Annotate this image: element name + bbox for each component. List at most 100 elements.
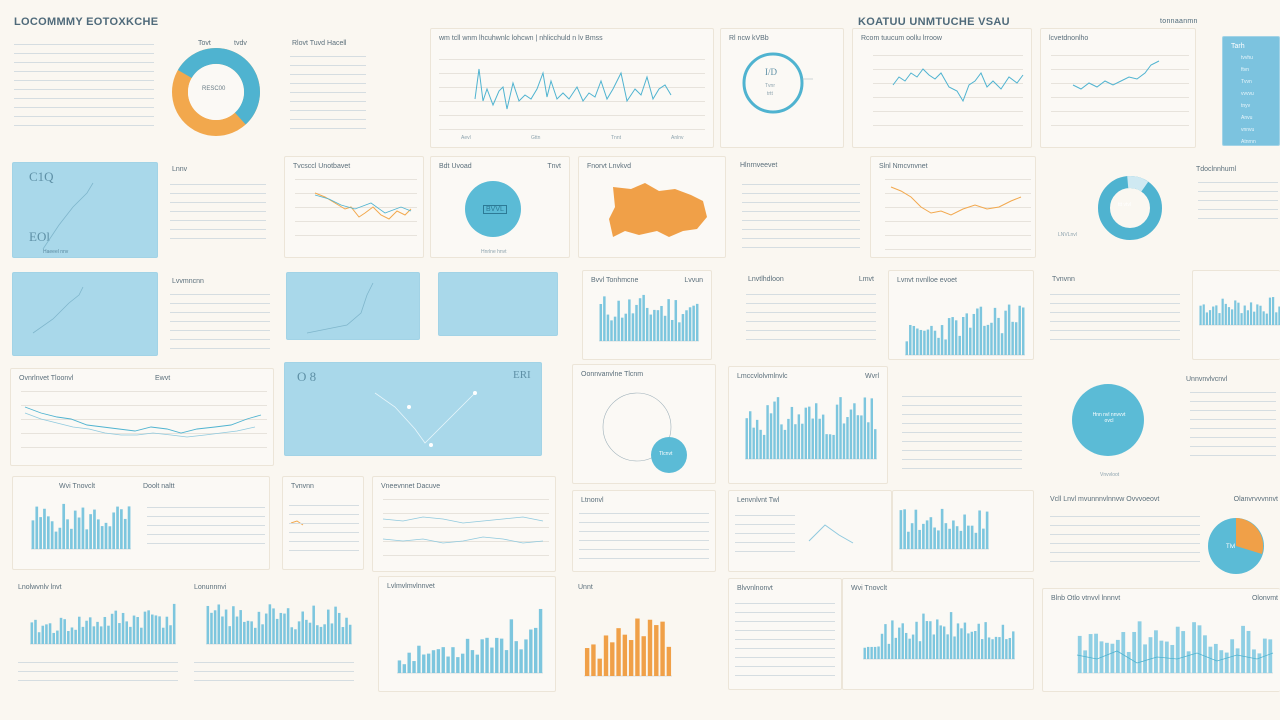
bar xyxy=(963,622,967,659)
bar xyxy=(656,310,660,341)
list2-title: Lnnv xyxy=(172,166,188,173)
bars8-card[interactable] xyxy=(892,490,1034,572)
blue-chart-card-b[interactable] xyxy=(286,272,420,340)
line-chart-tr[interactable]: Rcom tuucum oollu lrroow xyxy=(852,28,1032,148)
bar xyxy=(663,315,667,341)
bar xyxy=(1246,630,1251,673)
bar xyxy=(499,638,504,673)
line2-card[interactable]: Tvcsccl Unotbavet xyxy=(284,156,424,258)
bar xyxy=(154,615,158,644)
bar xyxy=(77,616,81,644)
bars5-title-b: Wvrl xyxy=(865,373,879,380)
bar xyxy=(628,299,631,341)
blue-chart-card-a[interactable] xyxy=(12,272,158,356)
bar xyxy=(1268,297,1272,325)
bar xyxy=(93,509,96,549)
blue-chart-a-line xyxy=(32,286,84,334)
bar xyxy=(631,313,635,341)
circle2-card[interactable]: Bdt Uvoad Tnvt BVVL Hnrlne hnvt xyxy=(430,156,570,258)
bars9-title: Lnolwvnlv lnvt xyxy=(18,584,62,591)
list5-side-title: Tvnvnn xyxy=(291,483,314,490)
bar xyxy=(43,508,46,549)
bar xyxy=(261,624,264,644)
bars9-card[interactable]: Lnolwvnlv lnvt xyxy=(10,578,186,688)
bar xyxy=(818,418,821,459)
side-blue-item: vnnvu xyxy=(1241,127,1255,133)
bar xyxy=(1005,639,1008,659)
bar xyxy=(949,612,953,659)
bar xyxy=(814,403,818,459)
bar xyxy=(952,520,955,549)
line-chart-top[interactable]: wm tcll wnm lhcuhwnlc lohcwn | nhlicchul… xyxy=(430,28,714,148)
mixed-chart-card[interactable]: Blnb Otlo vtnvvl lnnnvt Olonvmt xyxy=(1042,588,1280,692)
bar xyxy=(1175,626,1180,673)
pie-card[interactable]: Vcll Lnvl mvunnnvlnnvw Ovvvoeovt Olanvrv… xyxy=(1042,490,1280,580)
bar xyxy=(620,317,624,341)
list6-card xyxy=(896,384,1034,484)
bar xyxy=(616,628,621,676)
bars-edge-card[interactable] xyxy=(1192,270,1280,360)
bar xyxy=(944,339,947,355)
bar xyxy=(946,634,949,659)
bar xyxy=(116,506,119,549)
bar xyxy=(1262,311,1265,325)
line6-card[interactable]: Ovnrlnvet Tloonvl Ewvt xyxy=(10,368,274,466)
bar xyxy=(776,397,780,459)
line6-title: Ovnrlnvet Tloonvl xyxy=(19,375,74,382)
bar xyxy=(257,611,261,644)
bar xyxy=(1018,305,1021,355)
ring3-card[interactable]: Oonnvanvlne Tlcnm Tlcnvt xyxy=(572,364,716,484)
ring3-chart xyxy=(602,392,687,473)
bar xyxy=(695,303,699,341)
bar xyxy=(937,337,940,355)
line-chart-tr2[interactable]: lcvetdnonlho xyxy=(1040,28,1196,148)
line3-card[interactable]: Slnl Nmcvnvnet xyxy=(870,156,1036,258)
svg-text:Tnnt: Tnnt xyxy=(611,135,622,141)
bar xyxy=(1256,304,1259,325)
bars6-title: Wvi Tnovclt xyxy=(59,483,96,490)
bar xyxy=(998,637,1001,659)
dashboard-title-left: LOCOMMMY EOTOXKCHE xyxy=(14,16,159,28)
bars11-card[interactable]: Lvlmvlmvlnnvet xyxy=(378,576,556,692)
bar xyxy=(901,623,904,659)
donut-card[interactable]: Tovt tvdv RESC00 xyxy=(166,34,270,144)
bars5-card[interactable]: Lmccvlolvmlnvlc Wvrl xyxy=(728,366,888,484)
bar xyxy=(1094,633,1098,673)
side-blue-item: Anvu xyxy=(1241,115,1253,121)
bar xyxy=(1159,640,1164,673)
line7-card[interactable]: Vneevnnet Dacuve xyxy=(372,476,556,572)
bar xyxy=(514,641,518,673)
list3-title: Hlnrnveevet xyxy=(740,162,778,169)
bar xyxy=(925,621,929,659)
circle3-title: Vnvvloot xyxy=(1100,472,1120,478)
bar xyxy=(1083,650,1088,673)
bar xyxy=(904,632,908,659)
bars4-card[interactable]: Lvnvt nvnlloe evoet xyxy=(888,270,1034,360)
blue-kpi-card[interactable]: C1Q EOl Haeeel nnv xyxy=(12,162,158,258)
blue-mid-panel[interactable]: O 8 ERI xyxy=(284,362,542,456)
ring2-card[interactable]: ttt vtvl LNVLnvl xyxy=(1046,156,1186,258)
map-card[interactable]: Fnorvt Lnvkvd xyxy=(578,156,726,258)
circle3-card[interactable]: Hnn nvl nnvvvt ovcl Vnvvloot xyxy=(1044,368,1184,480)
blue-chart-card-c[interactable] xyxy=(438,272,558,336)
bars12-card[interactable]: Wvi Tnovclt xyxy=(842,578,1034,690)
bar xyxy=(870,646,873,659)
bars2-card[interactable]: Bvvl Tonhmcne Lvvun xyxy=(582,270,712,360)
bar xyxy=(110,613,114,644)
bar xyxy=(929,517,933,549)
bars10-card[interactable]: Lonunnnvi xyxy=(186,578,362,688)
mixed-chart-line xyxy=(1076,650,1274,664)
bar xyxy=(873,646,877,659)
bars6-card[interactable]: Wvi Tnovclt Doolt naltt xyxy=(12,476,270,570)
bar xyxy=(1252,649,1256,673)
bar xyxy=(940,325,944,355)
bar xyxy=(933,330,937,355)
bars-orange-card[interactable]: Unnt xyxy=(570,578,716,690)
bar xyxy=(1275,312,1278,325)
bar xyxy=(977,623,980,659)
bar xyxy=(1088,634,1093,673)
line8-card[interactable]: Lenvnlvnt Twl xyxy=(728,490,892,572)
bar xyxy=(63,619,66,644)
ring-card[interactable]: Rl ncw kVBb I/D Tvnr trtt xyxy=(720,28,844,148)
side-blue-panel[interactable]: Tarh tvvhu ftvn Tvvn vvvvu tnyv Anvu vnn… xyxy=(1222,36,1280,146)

======

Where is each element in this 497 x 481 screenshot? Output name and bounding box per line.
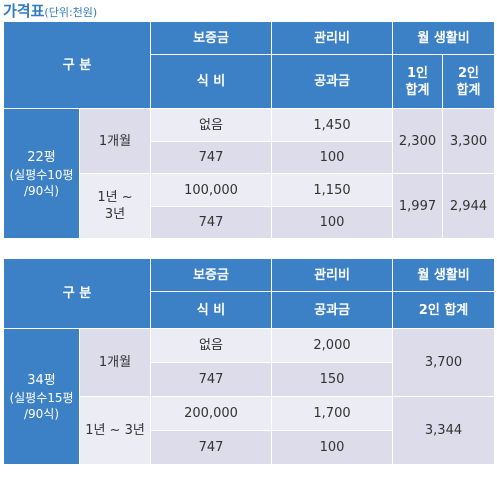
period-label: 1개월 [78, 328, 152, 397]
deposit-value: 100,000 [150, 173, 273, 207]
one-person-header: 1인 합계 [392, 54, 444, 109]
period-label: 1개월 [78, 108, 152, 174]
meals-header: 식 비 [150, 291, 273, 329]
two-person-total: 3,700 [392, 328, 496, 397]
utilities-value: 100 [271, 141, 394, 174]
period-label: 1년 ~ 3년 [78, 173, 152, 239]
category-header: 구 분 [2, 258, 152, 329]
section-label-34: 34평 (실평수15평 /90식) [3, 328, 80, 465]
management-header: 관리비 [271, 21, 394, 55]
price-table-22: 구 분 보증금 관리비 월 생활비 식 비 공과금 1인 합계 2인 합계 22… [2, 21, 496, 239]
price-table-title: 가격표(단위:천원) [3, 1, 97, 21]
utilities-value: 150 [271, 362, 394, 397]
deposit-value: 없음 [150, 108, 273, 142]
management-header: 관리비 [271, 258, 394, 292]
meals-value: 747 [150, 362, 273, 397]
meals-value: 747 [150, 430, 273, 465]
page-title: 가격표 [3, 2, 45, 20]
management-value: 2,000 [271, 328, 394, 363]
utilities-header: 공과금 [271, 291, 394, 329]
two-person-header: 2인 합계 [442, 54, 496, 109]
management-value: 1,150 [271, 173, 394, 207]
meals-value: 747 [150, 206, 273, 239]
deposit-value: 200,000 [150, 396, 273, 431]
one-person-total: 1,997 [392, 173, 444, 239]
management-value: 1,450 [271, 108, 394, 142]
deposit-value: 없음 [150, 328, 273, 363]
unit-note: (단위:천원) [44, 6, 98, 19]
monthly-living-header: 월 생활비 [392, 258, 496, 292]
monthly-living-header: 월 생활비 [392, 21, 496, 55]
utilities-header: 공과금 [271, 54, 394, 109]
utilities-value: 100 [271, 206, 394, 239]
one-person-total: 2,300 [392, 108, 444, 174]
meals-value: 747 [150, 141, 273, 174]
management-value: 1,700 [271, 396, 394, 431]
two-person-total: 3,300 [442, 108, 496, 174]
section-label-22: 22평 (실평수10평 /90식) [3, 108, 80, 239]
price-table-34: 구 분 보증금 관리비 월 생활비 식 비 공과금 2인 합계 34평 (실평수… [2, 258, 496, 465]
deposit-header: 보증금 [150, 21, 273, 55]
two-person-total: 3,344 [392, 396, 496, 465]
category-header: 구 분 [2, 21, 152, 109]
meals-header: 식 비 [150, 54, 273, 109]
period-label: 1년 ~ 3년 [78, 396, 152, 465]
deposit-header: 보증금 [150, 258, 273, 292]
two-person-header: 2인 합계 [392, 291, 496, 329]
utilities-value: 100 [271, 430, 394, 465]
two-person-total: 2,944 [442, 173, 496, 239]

======

Objective :: Extract the lines of the listing starting at the line containing "bar xyxy=(963,622,967,659)" and ending at the line containing "bar xyxy=(628,299,631,341)", copying each one verbatim.

Result of this task ::
bar xyxy=(963,622,967,659)
bar xyxy=(656,310,660,341)
list2-title: Lnnv xyxy=(172,166,188,173)
bars8-card[interactable] xyxy=(892,490,1034,572)
blue-chart-card-b[interactable] xyxy=(286,272,420,340)
line-chart-tr[interactable]: Rcom tuucum oollu lrroow xyxy=(852,28,1032,148)
bar xyxy=(663,315,667,341)
bar xyxy=(1246,630,1251,673)
bar xyxy=(499,638,504,673)
line2-card[interactable]: Tvcsccl Unotbavet xyxy=(284,156,424,258)
bar xyxy=(154,615,158,644)
bar xyxy=(77,616,81,644)
bars5-title-b: Wvrl xyxy=(865,373,879,380)
bar xyxy=(628,299,631,341)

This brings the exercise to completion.